EXERCISE REQUIREMENTS:
Every record must be repeated exactly, with no omission.

## begin DATA

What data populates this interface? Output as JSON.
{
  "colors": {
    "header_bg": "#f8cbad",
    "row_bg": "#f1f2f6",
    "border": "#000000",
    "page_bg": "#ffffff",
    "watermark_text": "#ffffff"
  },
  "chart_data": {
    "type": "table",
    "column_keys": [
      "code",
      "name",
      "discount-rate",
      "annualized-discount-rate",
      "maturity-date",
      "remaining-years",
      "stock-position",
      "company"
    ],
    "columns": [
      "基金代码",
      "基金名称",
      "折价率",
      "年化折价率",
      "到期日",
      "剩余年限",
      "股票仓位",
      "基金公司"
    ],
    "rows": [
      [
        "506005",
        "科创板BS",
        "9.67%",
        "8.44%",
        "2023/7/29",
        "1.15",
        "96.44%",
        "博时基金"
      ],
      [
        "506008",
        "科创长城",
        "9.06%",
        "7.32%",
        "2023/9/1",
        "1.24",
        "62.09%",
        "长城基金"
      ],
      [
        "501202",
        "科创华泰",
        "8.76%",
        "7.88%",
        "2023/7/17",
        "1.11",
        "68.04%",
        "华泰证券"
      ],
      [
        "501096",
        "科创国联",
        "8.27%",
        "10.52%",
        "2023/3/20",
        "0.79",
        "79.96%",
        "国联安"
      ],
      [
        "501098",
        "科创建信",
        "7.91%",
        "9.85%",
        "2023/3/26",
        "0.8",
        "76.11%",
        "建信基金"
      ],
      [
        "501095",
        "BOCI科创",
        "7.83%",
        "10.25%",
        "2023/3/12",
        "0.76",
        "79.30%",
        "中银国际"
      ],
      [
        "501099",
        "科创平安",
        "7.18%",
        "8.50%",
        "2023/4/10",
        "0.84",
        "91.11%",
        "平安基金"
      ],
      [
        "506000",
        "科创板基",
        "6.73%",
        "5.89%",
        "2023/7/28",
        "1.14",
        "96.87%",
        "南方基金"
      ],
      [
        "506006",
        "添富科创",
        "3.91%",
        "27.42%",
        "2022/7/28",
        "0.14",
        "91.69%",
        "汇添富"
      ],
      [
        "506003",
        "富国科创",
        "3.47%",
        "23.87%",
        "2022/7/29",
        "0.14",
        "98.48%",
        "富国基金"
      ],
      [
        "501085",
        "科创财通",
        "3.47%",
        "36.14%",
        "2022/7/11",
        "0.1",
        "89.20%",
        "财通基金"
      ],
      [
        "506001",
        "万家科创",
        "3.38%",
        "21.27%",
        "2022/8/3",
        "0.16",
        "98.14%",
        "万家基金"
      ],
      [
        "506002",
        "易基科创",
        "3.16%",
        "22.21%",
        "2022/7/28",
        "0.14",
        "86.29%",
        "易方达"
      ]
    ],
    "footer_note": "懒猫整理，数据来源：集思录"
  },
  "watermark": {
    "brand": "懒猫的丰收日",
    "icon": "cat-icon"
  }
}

## end DATA

THE COMPLETED TASK:
What data populates this interface? Output as JSON.
{
  "colors": {
    "header_bg": "#f8cbad",
    "row_bg": "#f1f2f6",
    "border": "#000000",
    "page_bg": "#ffffff",
    "watermark_text": "#ffffff"
  },
  "chart_data": {
    "type": "table",
    "column_keys": [
      "code",
      "name",
      "discount-rate",
      "annualized-discount-rate",
      "maturity-date",
      "remaining-years",
      "stock-position",
      "company"
    ],
    "columns": [
      "基金代码",
      "基金名称",
      "折价率",
      "年化折价率",
      "到期日",
      "剩余年限",
      "股票仓位",
      "基金公司"
    ],
    "rows": [
      [
        "506005",
        "科创板BS",
        "9.67%",
        "8.44%",
        "2023/7/29",
        "1.15",
        "96.44%",
        "博时基金"
      ],
      [
        "506008",
        "科创长城",
        "9.06%",
        "7.32%",
        "2023/9/1",
        "1.24",
        "62.09%",
        "长城基金"
      ],
      [
        "501202",
        "科创华泰",
        "8.76%",
        "7.88%",
        "2023/7/17",
        "1.11",
        "68.04%",
        "华泰证券"
      ],
      [
        "501096",
        "科创国联",
        "8.27%",
        "10.52%",
        "2023/3/20",
        "0.79",
        "79.96%",
        "国联安"
      ],
      [
        "501098",
        "科创建信",
        "7.91%",
        "9.85%",
        "2023/3/26",
        "0.8",
        "76.11%",
        "建信基金"
      ],
      [
        "501095",
        "BOCI科创",
        "7.83%",
        "10.25%",
        "2023/3/12",
        "0.76",
        "79.30%",
        "中银国际"
      ],
      [
        "501099",
        "科创平安",
        "7.18%",
        "8.50%",
        "2023/4/10",
        "0.84",
        "91.11%",
        "平安基金"
      ],
      [
        "506000",
        "科创板基",
        "6.73%",
        "5.89%",
        "2023/7/28",
        "1.14",
        "96.87%",
        "南方基金"
      ],
      [
        "506006",
        "添富科创",
        "3.91%",
        "27.42%",
        "2022/7/28",
        "0.14",
        "91.69%",
        "汇添富"
      ],
      [
        "506003",
        "富国科创",
        "3.47%",
        "23.87%",
        "2022/7/29",
        "0.14",
        "98.48%",
        "富国基金"
      ],
      [
        "501085",
        "科创财通",
        "3.47%",
        "36.14%",
        "2022/7/11",
        "0.1",
        "89.20%",
        "财通基金"
      ],
      [
        "506001",
        "万家科创",
        "3.38%",
        "21.27%",
        "2022/8/3",
        "0.16",
        "98.14%",
        "万家基金"
      ],
      [
        "506002",
        "易基科创",
        "3.16%",
        "22.21%",
        "2022/7/28",
        "0.14",
        "86.29%",
        "易方达"
      ]
    ],
    "footer_note": "懒猫整理，数据来源：集思录"
  },
  "watermark": {
    "brand": "懒猫的丰收日",
    "icon": "cat-icon"
  }
}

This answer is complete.